EXERCISE DESCRIPTION: Exact reproduction is required for all entries.

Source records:
* * * * *

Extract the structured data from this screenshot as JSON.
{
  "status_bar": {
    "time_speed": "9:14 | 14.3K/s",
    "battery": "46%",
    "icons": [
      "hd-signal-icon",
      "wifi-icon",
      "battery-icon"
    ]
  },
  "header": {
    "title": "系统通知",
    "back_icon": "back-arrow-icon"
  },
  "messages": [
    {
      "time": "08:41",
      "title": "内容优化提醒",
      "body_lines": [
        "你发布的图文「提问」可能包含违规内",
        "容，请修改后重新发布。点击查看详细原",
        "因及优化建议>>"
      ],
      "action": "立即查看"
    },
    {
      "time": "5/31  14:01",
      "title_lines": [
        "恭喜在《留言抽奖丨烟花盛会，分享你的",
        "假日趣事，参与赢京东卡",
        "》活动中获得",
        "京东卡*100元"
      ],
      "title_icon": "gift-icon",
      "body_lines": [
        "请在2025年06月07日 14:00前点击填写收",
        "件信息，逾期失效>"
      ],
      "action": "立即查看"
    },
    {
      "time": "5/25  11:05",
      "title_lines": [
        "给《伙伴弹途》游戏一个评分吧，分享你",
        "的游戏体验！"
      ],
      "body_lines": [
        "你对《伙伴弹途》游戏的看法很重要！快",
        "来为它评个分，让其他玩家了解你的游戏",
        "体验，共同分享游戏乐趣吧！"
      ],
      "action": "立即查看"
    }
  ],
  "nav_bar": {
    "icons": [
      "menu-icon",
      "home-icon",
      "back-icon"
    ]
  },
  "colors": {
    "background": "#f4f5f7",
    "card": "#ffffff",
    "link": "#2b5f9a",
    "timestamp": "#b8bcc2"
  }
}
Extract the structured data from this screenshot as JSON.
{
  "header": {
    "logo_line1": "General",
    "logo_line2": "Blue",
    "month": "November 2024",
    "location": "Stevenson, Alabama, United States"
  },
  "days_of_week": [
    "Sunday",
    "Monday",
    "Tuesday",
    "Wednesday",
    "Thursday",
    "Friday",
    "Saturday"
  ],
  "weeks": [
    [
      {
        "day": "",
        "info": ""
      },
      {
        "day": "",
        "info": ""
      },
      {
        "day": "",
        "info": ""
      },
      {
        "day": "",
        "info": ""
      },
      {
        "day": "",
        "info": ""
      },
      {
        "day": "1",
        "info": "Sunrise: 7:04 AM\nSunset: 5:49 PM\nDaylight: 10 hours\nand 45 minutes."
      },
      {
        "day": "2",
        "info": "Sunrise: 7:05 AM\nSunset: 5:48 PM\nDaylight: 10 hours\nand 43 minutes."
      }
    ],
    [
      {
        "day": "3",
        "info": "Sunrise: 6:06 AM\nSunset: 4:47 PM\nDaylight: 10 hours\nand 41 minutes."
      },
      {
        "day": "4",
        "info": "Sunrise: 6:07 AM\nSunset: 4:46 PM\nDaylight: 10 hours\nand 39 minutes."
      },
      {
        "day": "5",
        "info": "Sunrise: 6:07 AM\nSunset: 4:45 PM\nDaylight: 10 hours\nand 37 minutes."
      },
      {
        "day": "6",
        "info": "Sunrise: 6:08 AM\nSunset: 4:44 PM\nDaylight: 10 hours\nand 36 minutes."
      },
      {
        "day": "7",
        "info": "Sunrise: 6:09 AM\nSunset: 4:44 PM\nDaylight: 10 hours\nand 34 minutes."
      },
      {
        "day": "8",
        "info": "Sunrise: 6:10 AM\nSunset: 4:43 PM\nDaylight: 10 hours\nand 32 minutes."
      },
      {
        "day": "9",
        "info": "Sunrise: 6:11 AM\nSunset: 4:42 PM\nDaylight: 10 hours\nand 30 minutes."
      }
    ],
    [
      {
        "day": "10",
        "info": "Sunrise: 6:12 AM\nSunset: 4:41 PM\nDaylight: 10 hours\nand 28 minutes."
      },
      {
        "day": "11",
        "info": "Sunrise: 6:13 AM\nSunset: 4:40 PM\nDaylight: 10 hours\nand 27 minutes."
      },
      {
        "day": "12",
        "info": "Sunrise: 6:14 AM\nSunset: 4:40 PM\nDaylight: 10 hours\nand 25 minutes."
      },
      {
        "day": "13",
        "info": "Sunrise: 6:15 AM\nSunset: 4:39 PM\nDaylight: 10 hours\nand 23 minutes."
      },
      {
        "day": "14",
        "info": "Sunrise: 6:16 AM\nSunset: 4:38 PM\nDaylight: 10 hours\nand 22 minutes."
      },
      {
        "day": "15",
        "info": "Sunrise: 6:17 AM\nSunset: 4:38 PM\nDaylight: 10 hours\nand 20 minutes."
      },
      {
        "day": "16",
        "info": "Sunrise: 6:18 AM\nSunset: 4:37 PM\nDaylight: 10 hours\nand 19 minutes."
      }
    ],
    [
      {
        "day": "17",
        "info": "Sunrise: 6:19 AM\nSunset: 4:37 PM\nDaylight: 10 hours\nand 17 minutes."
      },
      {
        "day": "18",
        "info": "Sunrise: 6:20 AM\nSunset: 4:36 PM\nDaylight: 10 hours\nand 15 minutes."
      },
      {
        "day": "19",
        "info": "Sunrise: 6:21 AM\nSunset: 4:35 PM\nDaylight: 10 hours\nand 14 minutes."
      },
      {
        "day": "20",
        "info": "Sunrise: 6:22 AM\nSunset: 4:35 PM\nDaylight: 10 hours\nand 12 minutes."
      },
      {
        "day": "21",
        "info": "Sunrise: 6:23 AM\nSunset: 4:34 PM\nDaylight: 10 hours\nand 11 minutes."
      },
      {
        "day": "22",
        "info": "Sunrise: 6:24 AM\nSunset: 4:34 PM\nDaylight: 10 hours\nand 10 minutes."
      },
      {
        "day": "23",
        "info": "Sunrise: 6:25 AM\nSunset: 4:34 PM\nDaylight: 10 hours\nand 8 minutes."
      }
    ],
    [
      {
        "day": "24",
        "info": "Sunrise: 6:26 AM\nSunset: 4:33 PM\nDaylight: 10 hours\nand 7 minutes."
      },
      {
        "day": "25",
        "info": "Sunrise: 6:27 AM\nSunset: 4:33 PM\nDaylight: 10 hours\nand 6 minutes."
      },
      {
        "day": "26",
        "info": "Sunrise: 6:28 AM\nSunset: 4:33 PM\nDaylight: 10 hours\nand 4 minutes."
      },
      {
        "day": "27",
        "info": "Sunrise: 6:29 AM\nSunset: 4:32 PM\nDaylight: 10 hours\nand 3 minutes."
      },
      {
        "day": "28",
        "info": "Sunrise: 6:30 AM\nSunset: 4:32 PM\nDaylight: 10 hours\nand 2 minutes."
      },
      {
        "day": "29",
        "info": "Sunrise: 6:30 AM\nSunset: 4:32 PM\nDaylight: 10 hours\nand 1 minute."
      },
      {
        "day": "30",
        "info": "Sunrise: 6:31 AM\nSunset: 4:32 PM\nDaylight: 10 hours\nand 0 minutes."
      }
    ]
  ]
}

* * * * *

PROBLEM SOLUTION:
Extract the structured data from this screenshot as JSON.
{
  "status_bar": {
    "time_speed": "9:14 | 14.3K/s",
    "battery": "46%",
    "icons": [
      "hd-signal-icon",
      "wifi-icon",
      "battery-icon"
    ]
  },
  "header": {
    "title": "系统通知",
    "back_icon": "back-arrow-icon"
  },
  "messages": [
    {
      "time": "08:41",
      "title": "内容优化提醒",
      "body_lines": [
        "你发布的图文「提问」可能包含违规内",
        "容，请修改后重新发布。点击查看详细原",
        "因及优化建议>>"
      ],
      "action": "立即查看"
    },
    {
      "time": "5/31  14:01",
      "title_lines": [
        "恭喜在《留言抽奖丨烟花盛会，分享你的",
        "假日趣事，参与赢京东卡",
        "》活动中获得",
        "京东卡*100元"
      ],
      "title_icon": "gift-icon",
      "body_lines": [
        "请在2025年06月07日 14:00前点击填写收",
        "件信息，逾期失效>"
      ],
      "action": "立即查看"
    },
    {
      "time": "5/25  11:05",
      "title_lines": [
        "给《伙伴弹途》游戏一个评分吧，分享你",
        "的游戏体验！"
      ],
      "body_lines": [
        "你对《伙伴弹途》游戏的看法很重要！快",
        "来为它评个分，让其他玩家了解你的游戏",
        "体验，共同分享游戏乐趣吧！"
      ],
      "action": "立即查看"
    }
  ],
  "nav_bar": {
    "icons": [
      "menu-icon",
      "home-icon",
      "back-icon"
    ]
  },
  "colors": {
    "background": "#f4f5f7",
    "card": "#ffffff",
    "link": "#2b5f9a",
    "timestamp": "#b8bcc2"
  }
}
Extract the structured data from this screenshot as JSON.
{
  "header": {
    "logo_line1": "General",
    "logo_line2": "Blue",
    "month": "November 2024",
    "location": "Stevenson, Alabama, United States"
  },
  "days_of_week": [
    "Sunday",
    "Monday",
    "Tuesday",
    "Wednesday",
    "Thursday",
    "Friday",
    "Saturday"
  ],
  "weeks": [
    [
      {
        "day": "",
        "info": ""
      },
      {
        "day": "",
        "info": ""
      },
      {
        "day": "",
        "info": ""
      },
      {
        "day": "",
        "info": ""
      },
      {
        "day": "",
        "info": ""
      },
      {
        "day": "1",
        "info": "Sunrise: 7:04 AM\nSunset: 5:49 PM\nDaylight: 10 hours\nand 45 minutes."
      },
      {
        "day": "2",
        "info": "Sunrise: 7:05 AM\nSunset: 5:48 PM\nDaylight: 10 hours\nand 43 minutes."
      }
    ],
    [
      {
        "day": "3",
        "info": "Sunrise: 6:06 AM\nSunset: 4:47 PM\nDaylight: 10 hours\nand 41 minutes."
      },
      {
        "day": "4",
        "info": "Sunrise: 6:07 AM\nSunset: 4:46 PM\nDaylight: 10 hours\nand 39 minutes."
      },
      {
        "day": "5",
        "info": "Sunrise: 6:07 AM\nSunset: 4:45 PM\nDaylight: 10 hours\nand 37 minutes."
      },
      {
        "day": "6",
        "info": "Sunrise: 6:08 AM\nSunset: 4:44 PM\nDaylight: 10 hours\nand 36 minutes."
      },
      {
        "day": "7",
        "info": "Sunrise: 6:09 AM\nSunset: 4:44 PM\nDaylight: 10 hours\nand 34 minutes."
      },
      {
        "day": "8",
        "info": "Sunrise: 6:10 AM\nSunset: 4:43 PM\nDaylight: 10 hours\nand 32 minutes."
      },
      {
        "day": "9",
        "info": "Sunrise: 6:11 AM\nSunset: 4:42 PM\nDaylight: 10 hours\nand 30 minutes."
      }
    ],
    [
      {
        "day": "10",
        "info": "Sunrise: 6:12 AM\nSunset: 4:41 PM\nDaylight: 10 hours\nand 28 minutes."
      },
      {
        "day": "11",
        "info": "Sunrise: 6:13 AM\nSunset: 4:40 PM\nDaylight: 10 hours\nand 27 minutes."
      },
      {
        "day": "12",
        "info": "Sunrise: 6:14 AM\nSunset: 4:40 PM\nDaylight: 10 hours\nand 25 minutes."
      },
      {
        "day": "13",
        "info": "Sunrise: 6:15 AM\nSunset: 4:39 PM\nDaylight: 10 hours\nand 23 minutes."
      },
      {
        "day": "14",
        "info": "Sunrise: 6:16 AM\nSunset: 4:38 PM\nDaylight: 10 hours\nand 22 minutes."
      },
      {
        "day": "15",
        "info": "Sunrise: 6:17 AM\nSunset: 4:38 PM\nDaylight: 10 hours\nand 20 minutes."
      },
      {
        "day": "16",
        "info": "Sunrise: 6:18 AM\nSunset: 4:37 PM\nDaylight: 10 hours\nand 19 minutes."
      }
    ],
    [
      {
        "day": "17",
        "info": "Sunrise: 6:19 AM\nSunset: 4:37 PM\nDaylight: 10 hours\nand 17 minutes."
      },
      {
        "day": "18",
        "info": "Sunrise: 6:20 AM\nSunset: 4:36 PM\nDaylight: 10 hours\nand 15 minutes."
      },
      {
        "day": "19",
        "info": "Sunrise: 6:21 AM\nSunset: 4:35 PM\nDaylight: 10 hours\nand 14 minutes."
      },
      {
        "day": "20",
        "info": "Sunrise: 6:22 AM\nSunset: 4:35 PM\nDaylight: 10 hours\nand 12 minutes."
      },
      {
        "day": "21",
        "info": "Sunrise: 6:23 AM\nSunset: 4:34 PM\nDaylight: 10 hours\nand 11 minutes."
      },
      {
        "day": "22",
        "info": "Sunrise: 6:24 AM\nSunset: 4:34 PM\nDaylight: 10 hours\nand 10 minutes."
      },
      {
        "day": "23",
        "info": "Sunrise: 6:25 AM\nSunset: 4:34 PM\nDaylight: 10 hours\nand 8 minutes."
      }
    ],
    [
      {
        "day": "24",
        "info": "Sunrise: 6:26 AM\nSunset: 4:33 PM\nDaylight: 10 hours\nand 7 minutes."
      },
      {
        "day": "25",
        "info": "Sunrise: 6:27 AM\nSunset: 4:33 PM\nDaylight: 10 hours\nand 6 minutes."
      },
      {
        "day": "26",
        "info": "Sunrise: 6:28 AM\nSunset: 4:33 PM\nDaylight: 10 hours\nand 4 minutes."
      },
      {
        "day": "27",
        "info": "Sunrise: 6:29 AM\nSunset: 4:32 PM\nDaylight: 10 hours\nand 3 minutes."
      },
      {
        "day": "28",
        "info": "Sunrise: 6:30 AM\nSunset: 4:32 PM\nDaylight: 10 hours\nand 2 minutes."
      },
      {
        "day": "29",
        "info": "Sunrise: 6:30 AM\nSunset: 4:32 PM\nDaylight: 10 hours\nand 1 minute."
      },
      {
        "day": "30",
        "info": "Sunrise: 6:31 AM\nSunset: 4:32 PM\nDaylight: 10 hours\nand 0 minutes."
      }
    ]
  ]
}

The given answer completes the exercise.